Lift out each line of the data that holds "qualcosa".

====

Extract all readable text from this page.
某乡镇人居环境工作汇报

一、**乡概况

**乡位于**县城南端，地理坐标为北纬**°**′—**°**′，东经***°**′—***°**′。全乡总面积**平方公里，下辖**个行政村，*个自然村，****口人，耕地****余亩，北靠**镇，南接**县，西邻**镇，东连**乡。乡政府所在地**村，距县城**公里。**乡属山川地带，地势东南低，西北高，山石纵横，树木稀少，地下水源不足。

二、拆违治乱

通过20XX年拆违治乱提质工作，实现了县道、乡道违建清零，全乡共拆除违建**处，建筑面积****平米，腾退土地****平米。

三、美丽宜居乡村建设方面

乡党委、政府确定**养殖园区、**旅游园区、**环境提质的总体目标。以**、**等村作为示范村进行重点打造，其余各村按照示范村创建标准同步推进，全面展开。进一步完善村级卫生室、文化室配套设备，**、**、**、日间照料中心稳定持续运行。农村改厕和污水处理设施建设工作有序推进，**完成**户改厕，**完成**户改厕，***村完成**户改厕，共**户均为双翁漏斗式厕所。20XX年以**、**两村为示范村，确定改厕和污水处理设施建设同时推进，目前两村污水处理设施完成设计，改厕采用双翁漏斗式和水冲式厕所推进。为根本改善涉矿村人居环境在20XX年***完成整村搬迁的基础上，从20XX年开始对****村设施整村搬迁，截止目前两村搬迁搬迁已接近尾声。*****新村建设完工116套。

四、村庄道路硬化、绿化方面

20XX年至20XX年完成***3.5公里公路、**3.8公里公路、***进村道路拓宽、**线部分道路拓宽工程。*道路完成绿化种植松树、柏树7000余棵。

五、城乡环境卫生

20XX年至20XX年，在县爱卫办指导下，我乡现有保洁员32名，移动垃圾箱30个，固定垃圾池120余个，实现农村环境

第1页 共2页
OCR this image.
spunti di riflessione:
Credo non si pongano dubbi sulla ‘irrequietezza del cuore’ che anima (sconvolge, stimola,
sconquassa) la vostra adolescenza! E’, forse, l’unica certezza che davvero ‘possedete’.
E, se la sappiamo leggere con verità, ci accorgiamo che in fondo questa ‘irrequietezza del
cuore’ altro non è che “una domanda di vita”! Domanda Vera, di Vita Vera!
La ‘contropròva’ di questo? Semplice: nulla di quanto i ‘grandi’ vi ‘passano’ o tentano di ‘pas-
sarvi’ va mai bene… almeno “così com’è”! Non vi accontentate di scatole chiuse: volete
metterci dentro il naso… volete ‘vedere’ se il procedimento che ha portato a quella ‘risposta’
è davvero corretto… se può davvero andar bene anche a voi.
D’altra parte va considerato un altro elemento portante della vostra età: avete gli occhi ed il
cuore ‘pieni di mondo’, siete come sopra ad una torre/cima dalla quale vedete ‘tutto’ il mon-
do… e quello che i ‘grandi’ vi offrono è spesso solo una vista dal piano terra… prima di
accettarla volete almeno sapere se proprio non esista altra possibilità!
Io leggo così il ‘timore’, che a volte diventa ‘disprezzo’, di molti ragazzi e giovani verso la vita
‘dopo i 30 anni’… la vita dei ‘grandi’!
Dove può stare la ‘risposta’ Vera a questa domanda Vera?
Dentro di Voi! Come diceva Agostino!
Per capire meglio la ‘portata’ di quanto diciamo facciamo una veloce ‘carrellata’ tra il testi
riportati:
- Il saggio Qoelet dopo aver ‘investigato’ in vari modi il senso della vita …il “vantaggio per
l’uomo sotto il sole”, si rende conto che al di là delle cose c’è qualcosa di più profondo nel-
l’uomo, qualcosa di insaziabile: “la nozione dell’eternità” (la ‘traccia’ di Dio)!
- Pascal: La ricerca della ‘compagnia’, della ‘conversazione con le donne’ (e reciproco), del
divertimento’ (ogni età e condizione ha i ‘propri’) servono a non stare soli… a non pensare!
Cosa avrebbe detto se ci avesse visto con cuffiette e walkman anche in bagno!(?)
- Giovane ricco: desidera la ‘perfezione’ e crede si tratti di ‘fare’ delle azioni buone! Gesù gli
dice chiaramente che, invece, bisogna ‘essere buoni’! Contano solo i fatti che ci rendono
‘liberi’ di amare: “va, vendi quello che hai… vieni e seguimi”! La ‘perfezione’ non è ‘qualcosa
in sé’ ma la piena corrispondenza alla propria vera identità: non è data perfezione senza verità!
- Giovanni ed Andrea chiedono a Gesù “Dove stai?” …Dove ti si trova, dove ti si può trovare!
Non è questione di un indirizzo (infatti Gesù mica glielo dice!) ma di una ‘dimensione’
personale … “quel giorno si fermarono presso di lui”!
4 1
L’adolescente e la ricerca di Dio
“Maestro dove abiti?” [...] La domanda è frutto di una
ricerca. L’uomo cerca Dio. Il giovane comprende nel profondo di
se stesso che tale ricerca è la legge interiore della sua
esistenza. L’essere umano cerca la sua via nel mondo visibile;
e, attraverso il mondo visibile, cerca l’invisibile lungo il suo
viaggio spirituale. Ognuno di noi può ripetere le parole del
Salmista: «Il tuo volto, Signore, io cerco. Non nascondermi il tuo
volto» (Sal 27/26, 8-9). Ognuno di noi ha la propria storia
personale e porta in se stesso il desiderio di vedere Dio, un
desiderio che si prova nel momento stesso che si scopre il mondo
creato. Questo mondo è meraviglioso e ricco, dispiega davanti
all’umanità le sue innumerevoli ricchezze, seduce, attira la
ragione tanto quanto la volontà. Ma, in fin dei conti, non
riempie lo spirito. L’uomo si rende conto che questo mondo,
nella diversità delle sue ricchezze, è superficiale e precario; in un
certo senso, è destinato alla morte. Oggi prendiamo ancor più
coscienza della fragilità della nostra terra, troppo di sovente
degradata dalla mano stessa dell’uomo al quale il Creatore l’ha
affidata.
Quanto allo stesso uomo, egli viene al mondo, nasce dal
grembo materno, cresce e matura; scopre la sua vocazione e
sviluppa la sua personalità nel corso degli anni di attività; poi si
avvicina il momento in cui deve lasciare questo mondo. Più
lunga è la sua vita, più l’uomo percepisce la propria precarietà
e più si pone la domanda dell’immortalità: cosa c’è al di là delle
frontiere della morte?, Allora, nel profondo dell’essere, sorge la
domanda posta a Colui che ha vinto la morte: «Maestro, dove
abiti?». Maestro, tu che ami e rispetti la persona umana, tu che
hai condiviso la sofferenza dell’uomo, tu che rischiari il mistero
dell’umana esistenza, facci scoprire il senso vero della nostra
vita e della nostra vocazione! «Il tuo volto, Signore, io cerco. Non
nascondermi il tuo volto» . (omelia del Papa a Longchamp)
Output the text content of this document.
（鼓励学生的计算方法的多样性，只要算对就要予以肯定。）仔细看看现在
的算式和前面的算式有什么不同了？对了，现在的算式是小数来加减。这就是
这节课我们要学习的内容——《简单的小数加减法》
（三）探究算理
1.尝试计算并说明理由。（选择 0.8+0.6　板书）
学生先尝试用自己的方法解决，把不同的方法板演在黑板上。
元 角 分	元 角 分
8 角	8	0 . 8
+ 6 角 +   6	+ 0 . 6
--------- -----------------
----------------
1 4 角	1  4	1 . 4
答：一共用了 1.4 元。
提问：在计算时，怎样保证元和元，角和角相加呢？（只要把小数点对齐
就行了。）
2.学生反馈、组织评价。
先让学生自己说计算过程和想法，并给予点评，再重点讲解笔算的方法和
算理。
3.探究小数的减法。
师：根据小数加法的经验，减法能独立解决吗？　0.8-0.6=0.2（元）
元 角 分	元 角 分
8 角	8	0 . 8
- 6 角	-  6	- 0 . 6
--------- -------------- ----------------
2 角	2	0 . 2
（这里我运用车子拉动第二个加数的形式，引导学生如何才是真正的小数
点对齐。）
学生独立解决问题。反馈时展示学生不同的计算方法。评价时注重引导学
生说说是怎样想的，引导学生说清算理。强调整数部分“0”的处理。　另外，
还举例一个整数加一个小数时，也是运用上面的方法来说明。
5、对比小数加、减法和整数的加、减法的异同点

====

◆ CORRECT OUTPUT
l’uomo sotto il sole”, si rende conto che al di là delle cose c’è qualcosa di più profondo nel-
l’uomo, qualcosa di insaziabile: “la nozione dell’eternità” (la ‘traccia’ di Dio)!
‘liberi’ di amare: “va, vendi quello che hai… vieni e seguimi”! La ‘perfezione’ non è ‘qualcosa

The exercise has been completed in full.